## The problem
Quote, verbatim, all material below, without pictures.

==== Listed records ====

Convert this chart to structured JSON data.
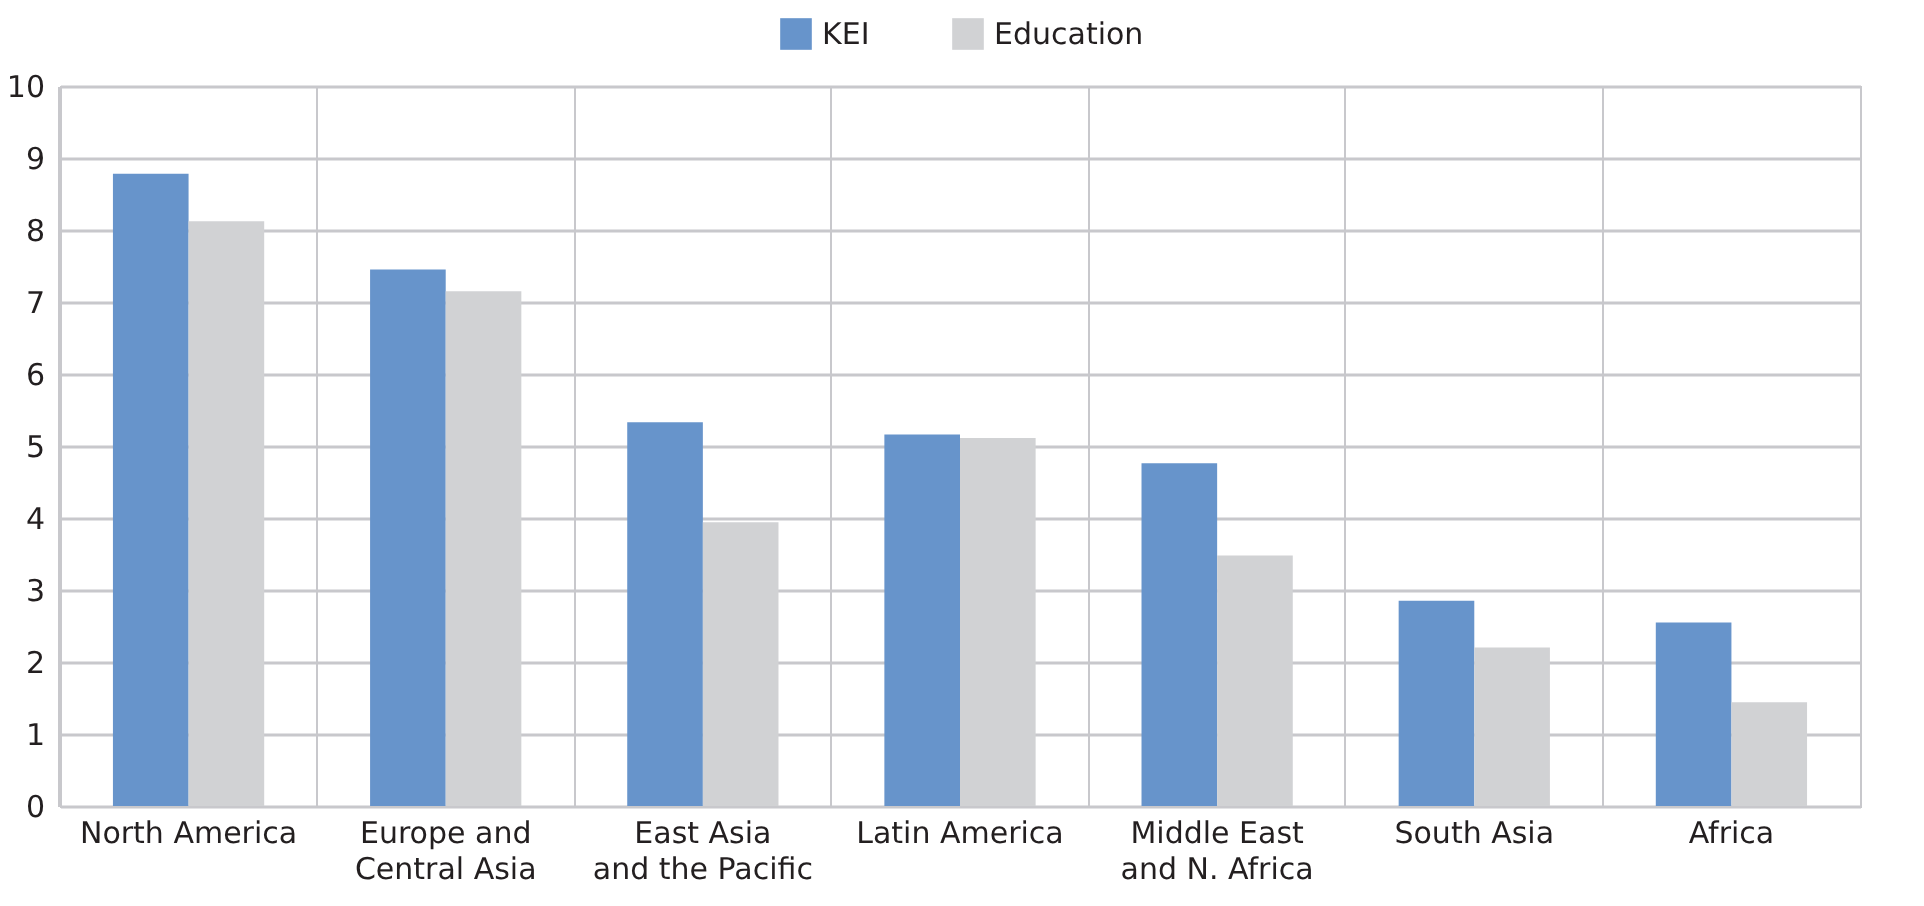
{
  "chart_data": {
    "type": "bar",
    "categories": [
      "North America",
      "Europe and\nCentral Asia",
      "East Asia\nand the Pacific",
      "Latin America",
      "Middle East\nand N. Africa",
      "South Asia",
      "Africa"
    ],
    "series": [
      {
        "name": "KEI",
        "color": "#6794cb",
        "values": [
          8.78,
          7.45,
          5.33,
          5.16,
          4.76,
          2.85,
          2.55
        ]
      },
      {
        "name": "Education",
        "color": "#d1d2d4",
        "values": [
          8.12,
          7.15,
          3.94,
          5.11,
          3.48,
          2.2,
          1.44
        ]
      }
    ],
    "ylim": [
      0,
      10
    ],
    "yticks": [
      0,
      1,
      2,
      3,
      4,
      5,
      6,
      7,
      8,
      9,
      10
    ],
    "grid": true,
    "legend": "top"
  }
}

====

## Correct result
Convert this chart to structured JSON data.
{
  "chart_data": {
    "type": "bar",
    "categories": [
      "North America",
      "Europe and\nCentral Asia",
      "East Asia\nand the Pacific",
      "Latin America",
      "Middle East\nand N. Africa",
      "South Asia",
      "Africa"
    ],
    "series": [
      {
        "name": "KEI",
        "color": "#6794cb",
        "values": [
          8.78,
          7.45,
          5.33,
          5.16,
          4.76,
          2.85,
          2.55
        ]
      },
      {
        "name": "Education",
        "color": "#d1d2d4",
        "values": [
          8.12,
          7.15,
          3.94,
          5.11,
          3.48,
          2.2,
          1.44
        ]
      }
    ],
    "ylim": [
      0,
      10
    ],
    "yticks": [
      0,
      1,
      2,
      3,
      4,
      5,
      6,
      7,
      8,
      9,
      10
    ],
    "grid": true,
    "legend": "top"
  }
}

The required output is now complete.